(What to work on): Every record here needs to be written out again exactly.

(Items):

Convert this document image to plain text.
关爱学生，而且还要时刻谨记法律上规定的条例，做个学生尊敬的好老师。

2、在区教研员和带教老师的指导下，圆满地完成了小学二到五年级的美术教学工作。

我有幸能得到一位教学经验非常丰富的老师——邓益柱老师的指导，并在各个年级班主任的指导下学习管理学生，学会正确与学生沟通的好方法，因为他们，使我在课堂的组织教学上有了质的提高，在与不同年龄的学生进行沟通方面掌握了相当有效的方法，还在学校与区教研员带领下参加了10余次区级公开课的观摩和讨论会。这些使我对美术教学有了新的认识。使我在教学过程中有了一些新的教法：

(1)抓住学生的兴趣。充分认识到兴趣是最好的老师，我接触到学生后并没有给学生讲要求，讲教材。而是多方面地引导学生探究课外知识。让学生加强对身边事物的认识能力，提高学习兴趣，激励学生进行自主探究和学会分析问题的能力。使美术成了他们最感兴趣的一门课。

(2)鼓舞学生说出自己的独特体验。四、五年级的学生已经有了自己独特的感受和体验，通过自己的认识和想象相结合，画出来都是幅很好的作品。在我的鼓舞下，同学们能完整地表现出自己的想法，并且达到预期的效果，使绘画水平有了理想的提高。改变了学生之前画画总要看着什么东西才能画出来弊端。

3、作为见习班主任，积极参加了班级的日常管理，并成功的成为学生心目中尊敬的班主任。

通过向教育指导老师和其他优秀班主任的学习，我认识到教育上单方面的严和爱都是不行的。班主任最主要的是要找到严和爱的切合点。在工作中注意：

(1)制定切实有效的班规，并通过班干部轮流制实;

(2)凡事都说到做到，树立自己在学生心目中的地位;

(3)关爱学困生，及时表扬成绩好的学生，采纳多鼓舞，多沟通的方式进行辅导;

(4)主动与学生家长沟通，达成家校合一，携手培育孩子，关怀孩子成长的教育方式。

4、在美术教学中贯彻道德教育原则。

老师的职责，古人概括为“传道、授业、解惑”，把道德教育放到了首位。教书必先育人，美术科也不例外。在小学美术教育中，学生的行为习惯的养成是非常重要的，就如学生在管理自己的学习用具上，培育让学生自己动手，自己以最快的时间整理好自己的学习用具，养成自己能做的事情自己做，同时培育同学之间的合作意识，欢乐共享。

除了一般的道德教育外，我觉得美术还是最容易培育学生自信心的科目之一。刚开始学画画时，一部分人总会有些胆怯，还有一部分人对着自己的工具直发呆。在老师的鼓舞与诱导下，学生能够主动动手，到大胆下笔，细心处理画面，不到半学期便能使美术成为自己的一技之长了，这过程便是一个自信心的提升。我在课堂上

(Correct response):
Convert this document image to plain text.
关爱学生，而且还要时刻谨记法律上规定的条例，做个学生尊敬的好老师。

2、在区教研员和带教老师的指导下，圆满地完成了小学二到五年级的美术教学工作。

我有幸能得到一位教学经验非常丰富的老师——邓益柱老师的指导，并在各个年级班主任的指导下学习管理学生，学会正确与学生沟通的好方法，因为他们，使我在课堂的组织教学上有了质的提高，在与不同年龄的学生进行沟通方面掌握了相当有效的方法，还在学校与区教研员带领下参加了10余次区级公开课的观摩和讨论会。这些使我对美术教学有了新的认识。使我在教学过程中有了一些新的教法：

(1)抓住学生的兴趣。充分认识到兴趣是最好的老师，我接触到学生后并没有给学生讲要求，讲教材。而是多方面地引导学生探究课外知识。让学生加强对身边事物的认识能力，提高学习兴趣，激励学生进行自主探究和学会分析问题的能力。使美术成了他们最感兴趣的一门课。

(2)鼓舞学生说出自己的独特体验。四、五年级的学生已经有了自己独特的感受和体验，通过自己的认识和想象相结合，画出来都是幅很好的作品。在我的鼓舞下，同学们能完整地表现出自己的想法，并且达到预期的效果，使绘画水平有了理想的提高。改变了学生之前画画总要看着什么东西才能画出来弊端。

3、作为见习班主任，积极参加了班级的日常管理，并成功的成为学生心目中尊敬的班主任。

通过向教育指导老师和其他优秀班主任的学习，我认识到教育上单方面的严和爱都是不行的。班主任最主要的是要找到严和爱的切合点。在工作中注意：

(1)制定切实有效的班规，并通过班干部轮流制实;

(2)凡事都说到做到，树立自己在学生心目中的地位;

(3)关爱学困生，及时表扬成绩好的学生，采纳多鼓舞，多沟通的方式进行辅导;

(4)主动与学生家长沟通，达成家校合一，携手培育孩子，关怀孩子成长的教育方式。

4、在美术教学中贯彻道德教育原则。

老师的职责，古人概括为“传道、授业、解惑”，把道德教育放到了首位。教书必先育人，美术科也不例外。在小学美术教育中，学生的行为习惯的养成是非常重要的，就如学生在管理自己的学习用具上，培育让学生自己动手，自己以最快的时间整理好自己的学习用具，养成自己能做的事情自己做，同时培育同学之间的合作意识，欢乐共享。

除了一般的道德教育外，我觉得美术还是最容易培育学生自信心的科目之一。刚开始学画画时，一部分人总会有些胆怯，还有一部分人对着自己的工具直发呆。在老师的鼓舞与诱导下，学生能够主动动手，到大胆下笔，细心处理画面，不到半学期便能使美术成为自己的一技之长了，这过程便是一个自信心的提升。我在课堂上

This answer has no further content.